Problem details:
Retype each of the rows below, keeping every character the same.

Data for the task:
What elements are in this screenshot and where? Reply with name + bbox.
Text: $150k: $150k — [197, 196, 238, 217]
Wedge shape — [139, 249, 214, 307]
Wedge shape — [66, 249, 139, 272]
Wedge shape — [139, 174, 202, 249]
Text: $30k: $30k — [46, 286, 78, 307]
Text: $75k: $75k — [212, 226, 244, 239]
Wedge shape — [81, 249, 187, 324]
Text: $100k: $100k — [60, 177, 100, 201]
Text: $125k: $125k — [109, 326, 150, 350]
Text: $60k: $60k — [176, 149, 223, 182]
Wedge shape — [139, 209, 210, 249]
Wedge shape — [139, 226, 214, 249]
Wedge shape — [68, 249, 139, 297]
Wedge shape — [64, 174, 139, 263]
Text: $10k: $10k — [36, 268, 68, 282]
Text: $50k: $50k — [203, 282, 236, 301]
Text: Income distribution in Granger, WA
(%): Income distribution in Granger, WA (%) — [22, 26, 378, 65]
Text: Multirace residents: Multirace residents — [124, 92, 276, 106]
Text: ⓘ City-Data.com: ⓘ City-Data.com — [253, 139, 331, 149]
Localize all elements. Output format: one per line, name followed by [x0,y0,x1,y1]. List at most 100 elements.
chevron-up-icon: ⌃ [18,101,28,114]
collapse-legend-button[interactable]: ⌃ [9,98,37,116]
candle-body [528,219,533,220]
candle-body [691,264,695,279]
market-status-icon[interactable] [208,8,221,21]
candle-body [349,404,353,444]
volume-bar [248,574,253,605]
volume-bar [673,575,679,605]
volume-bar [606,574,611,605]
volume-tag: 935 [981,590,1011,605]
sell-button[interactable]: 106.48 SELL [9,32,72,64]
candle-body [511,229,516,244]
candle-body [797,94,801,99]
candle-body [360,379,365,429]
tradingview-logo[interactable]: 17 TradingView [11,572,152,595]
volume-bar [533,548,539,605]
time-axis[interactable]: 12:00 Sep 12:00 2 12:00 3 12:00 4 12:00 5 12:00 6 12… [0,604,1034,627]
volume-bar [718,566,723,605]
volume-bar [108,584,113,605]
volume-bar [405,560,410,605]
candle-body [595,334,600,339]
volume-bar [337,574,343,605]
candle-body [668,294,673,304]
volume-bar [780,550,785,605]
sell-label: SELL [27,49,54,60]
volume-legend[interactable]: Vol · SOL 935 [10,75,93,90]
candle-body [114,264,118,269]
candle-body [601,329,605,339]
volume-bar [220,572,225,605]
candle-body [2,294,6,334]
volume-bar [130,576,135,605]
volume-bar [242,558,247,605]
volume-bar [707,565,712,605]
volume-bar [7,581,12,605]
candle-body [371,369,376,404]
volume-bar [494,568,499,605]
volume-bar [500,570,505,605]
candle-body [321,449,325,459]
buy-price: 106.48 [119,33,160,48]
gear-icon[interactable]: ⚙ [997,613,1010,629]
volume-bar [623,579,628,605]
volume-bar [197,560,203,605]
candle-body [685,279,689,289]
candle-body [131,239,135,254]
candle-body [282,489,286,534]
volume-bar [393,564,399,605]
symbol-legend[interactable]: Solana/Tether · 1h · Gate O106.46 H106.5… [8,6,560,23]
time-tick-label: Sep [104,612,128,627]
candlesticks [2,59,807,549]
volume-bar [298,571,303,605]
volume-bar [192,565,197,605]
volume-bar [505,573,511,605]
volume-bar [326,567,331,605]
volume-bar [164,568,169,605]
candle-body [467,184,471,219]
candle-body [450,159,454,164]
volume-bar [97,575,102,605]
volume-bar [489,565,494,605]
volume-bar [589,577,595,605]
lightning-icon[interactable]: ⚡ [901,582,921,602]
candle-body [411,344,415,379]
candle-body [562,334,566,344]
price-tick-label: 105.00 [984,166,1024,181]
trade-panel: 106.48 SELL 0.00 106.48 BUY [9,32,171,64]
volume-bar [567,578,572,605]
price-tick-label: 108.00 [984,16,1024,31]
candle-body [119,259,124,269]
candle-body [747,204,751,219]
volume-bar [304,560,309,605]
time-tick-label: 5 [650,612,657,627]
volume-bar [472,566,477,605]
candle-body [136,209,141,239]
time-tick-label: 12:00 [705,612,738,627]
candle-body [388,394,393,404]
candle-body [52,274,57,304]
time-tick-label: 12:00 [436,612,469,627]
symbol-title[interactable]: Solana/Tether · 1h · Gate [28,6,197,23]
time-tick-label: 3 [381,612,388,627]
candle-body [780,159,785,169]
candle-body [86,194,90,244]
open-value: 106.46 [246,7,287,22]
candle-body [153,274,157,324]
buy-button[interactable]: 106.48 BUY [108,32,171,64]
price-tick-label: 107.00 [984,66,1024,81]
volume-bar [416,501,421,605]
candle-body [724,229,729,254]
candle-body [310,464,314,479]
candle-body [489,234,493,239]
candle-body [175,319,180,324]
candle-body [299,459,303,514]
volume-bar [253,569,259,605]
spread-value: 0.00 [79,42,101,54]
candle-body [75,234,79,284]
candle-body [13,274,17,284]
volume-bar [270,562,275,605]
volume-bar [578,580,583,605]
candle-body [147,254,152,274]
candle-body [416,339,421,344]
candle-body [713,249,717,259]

Task answer:
What elements are in this screenshot and where? Reply with name + bbox.
Text: $150k: $150k — [197, 196, 238, 217]
Wedge shape — [139, 249, 214, 307]
Wedge shape — [66, 249, 139, 272]
Wedge shape — [139, 174, 202, 249]
Text: $30k: $30k — [46, 286, 78, 307]
Text: $75k: $75k — [212, 226, 244, 239]
Wedge shape — [81, 249, 187, 324]
Text: $100k: $100k — [60, 177, 100, 201]
Text: $125k: $125k — [109, 326, 150, 350]
Text: $60k: $60k — [176, 149, 223, 182]
Wedge shape — [139, 209, 210, 249]
Wedge shape — [139, 226, 214, 249]
Wedge shape — [68, 249, 139, 297]
Wedge shape — [64, 174, 139, 263]
Text: $10k: $10k — [36, 268, 68, 282]
Text: $50k: $50k — [203, 282, 236, 301]
Text: Income distribution in Granger, WA
(%): Income distribution in Granger, WA (%) — [22, 26, 378, 65]
Text: Multirace residents: Multirace residents — [124, 92, 276, 106]
Text: ⓘ City-Data.com: ⓘ City-Data.com — [253, 139, 331, 149]
Localize all elements. Output format: one per line, name followed by [x0,y0,x1,y1]. List at most 100 elements.
chevron-up-icon: ⌃ [18,101,28,114]
collapse-legend-button[interactable]: ⌃ [9,98,37,116]
candle-body [528,219,533,220]
candle-body [691,264,695,279]
market-status-icon[interactable] [208,8,221,21]
candle-body [349,404,353,444]
volume-bar [248,574,253,605]
volume-bar [673,575,679,605]
volume-bar [606,574,611,605]
volume-tag: 935 [981,590,1011,605]
sell-button[interactable]: 106.48 SELL [9,32,72,64]
candle-body [511,229,516,244]
candle-body [797,94,801,99]
candle-body [360,379,365,429]
tradingview-logo[interactable]: 17 TradingView [11,572,152,595]
volume-bar [533,548,539,605]
time-axis[interactable]: 12:00 Sep 12:00 2 12:00 3 12:00 4 12:00 5 12:00 6 12… [0,604,1034,627]
volume-bar [718,566,723,605]
volume-bar [108,584,113,605]
volume-bar [405,560,410,605]
candle-body [595,334,600,339]
volume-bar [337,574,343,605]
candle-body [668,294,673,304]
volume-bar [780,550,785,605]
sell-label: SELL [27,49,54,60]
volume-legend[interactable]: Vol · SOL 935 [10,75,93,90]
candle-body [114,264,118,269]
candle-body [601,329,605,339]
volume-bar [220,572,225,605]
candle-body [2,294,6,334]
volume-bar [130,576,135,605]
volume-bar [242,558,247,605]
volume-bar [707,565,712,605]
volume-bar [7,581,12,605]
candle-body [371,369,376,404]
volume-bar [494,568,499,605]
volume-bar [500,570,505,605]
candle-body [321,449,325,459]
buy-price: 106.48 [119,33,160,48]
gear-icon[interactable]: ⚙ [997,613,1010,629]
volume-bar [623,579,628,605]
volume-bar [197,560,203,605]
candle-body [685,279,689,289]
candle-body [131,239,135,254]
candle-body [282,489,286,534]
volume-bar [393,564,399,605]
symbol-legend[interactable]: Solana/Tether · 1h · Gate O106.46 H106.5… [8,6,560,23]
time-tick-label: Sep [104,612,128,627]
candlesticks [2,59,807,549]
volume-bar [298,571,303,605]
volume-bar [192,565,197,605]
volume-bar [505,573,511,605]
volume-bar [326,567,331,605]
volume-bar [164,568,169,605]
candle-body [467,184,471,219]
candle-body [450,159,454,164]
volume-bar [97,575,102,605]
volume-bar [489,565,494,605]
volume-bar [589,577,595,605]
lightning-icon[interactable]: ⚡ [901,582,921,602]
candle-body [411,344,415,379]
candle-body [562,334,566,344]
price-tick-label: 105.00 [984,166,1024,181]
trade-panel: 106.48 SELL 0.00 106.48 BUY [9,32,171,64]
volume-bar [567,578,572,605]
price-tick-label: 108.00 [984,16,1024,31]
candle-body [119,259,124,269]
candle-body [747,204,751,219]
volume-bar [304,560,309,605]
time-tick-label: 5 [650,612,657,627]
volume-bar [472,566,477,605]
candle-body [136,209,141,239]
time-tick-label: 12:00 [705,612,738,627]
candle-body [388,394,393,404]
candle-body [52,274,57,304]
time-tick-label: 12:00 [436,612,469,627]
symbol-title[interactable]: Solana/Tether · 1h · Gate [28,6,197,23]
time-tick-label: 3 [381,612,388,627]
candle-body [780,159,785,169]
candle-body [86,194,90,244]
open-value: 106.46 [246,7,287,22]
candle-body [153,274,157,324]
buy-button[interactable]: 106.48 BUY [108,32,171,64]
price-tick-label: 107.00 [984,66,1024,81]
volume-bar [416,501,421,605]
candle-body [724,229,729,254]
candle-body [310,464,314,479]
candle-body [489,234,493,239]
candle-body [175,319,180,324]
candle-body [299,459,303,514]
volume-bar [253,569,259,605]
spread-value: 0.00 [79,42,101,54]
candle-body [75,234,79,284]
candle-body [13,274,17,284]
volume-bar [270,562,275,605]
volume-bar [578,580,583,605]
candle-body [147,254,152,274]
candle-body [416,339,421,344]
candle-body [713,249,717,259]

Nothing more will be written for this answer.